STATED PROBLEM → Look at the entries below and reproduce them exactly.

ENTRIES SUPPLIED →
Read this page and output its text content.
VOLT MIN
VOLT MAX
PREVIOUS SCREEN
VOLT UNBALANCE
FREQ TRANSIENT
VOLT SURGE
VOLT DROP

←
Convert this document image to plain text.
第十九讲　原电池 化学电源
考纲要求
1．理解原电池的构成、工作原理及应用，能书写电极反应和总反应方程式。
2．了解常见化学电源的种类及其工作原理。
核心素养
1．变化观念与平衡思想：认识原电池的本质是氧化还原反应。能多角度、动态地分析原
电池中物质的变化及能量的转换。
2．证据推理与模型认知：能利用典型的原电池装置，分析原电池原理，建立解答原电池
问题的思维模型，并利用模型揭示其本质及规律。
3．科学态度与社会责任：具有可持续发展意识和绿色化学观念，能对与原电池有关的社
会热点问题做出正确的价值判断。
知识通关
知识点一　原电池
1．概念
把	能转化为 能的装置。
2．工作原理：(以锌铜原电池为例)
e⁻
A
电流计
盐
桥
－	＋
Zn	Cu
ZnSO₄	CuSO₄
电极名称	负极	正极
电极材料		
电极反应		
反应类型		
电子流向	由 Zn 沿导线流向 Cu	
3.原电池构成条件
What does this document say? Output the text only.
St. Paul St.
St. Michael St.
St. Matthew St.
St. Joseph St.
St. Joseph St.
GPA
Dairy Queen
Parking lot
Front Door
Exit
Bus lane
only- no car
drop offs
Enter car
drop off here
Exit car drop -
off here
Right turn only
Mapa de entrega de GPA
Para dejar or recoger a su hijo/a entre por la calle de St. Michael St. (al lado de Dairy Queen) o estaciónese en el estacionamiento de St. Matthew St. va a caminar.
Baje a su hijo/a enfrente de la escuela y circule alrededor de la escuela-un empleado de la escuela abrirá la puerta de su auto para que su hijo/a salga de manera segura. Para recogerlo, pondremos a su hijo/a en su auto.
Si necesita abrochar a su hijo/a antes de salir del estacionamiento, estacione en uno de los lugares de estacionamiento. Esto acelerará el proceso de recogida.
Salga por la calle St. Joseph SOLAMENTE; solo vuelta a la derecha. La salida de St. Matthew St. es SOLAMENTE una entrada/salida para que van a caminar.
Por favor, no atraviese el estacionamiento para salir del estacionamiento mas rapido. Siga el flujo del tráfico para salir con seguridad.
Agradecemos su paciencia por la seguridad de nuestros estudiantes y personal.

RESULT →
Read this page and output its text content.
VOLT MIN
VOLT MAX
PREVIOUS SCREEN
VOLT UNBALANCE
FREQ TRANSIENT
VOLT SURGE
VOLT DROP

←
Convert this document image to plain text.
第十九讲　原电池 化学电源
考纲要求
1．理解原电池的构成、工作原理及应用，能书写电极反应和总反应方程式。
2．了解常见化学电源的种类及其工作原理。
核心素养
1．变化观念与平衡思想：认识原电池的本质是氧化还原反应。能多角度、动态地分析原
电池中物质的变化及能量的转换。
2．证据推理与模型认知：能利用典型的原电池装置，分析原电池原理，建立解答原电池
问题的思维模型，并利用模型揭示其本质及规律。
3．科学态度与社会责任：具有可持续发展意识和绿色化学观念，能对与原电池有关的社
会热点问题做出正确的价值判断。
知识通关
知识点一　原电池
1．概念
把	能转化为 能的装置。
2．工作原理：(以锌铜原电池为例)
e⁻
A
电流计
盐
桥
－	＋
Zn	Cu
ZnSO₄	CuSO₄
电极名称	负极	正极
电极材料		
电极反应		
反应类型		
电子流向	由 Zn 沿导线流向 Cu	
3.原电池构成条件
What does this document say? Output the text only.
St. Paul St.
St. Michael St.
St. Matthew St.
St. Joseph St.
St. Joseph St.
GPA
Dairy Queen
Parking lot
Front Door
Exit
Bus lane
only- no car
drop offs
Enter car
drop off here
Exit car drop -
off here
Right turn only
Mapa de entrega de GPA
Para dejar or recoger a su hijo/a entre por la calle de St. Michael St. (al lado de Dairy Queen) o estaciónese en el estacionamiento de St. Matthew St. va a caminar.
Baje a su hijo/a enfrente de la escuela y circule alrededor de la escuela-un empleado de la escuela abrirá la puerta de su auto para que su hijo/a salga de manera segura. Para recogerlo, pondremos a su hijo/a en su auto.
Si necesita abrochar a su hijo/a antes de salir del estacionamiento, estacione en uno de los lugares de estacionamiento. Esto acelerará el proceso de recogida.
Salga por la calle St. Joseph SOLAMENTE; solo vuelta a la derecha. La salida de St. Matthew St. es SOLAMENTE una entrada/salida para que van a caminar.
Por favor, no atraviese el estacionamiento para salir del estacionamiento mas rapido. Siga el flujo del tráfico para salir con seguridad.
Agradecemos su paciencia por la seguridad de nuestros estudiantes y personal.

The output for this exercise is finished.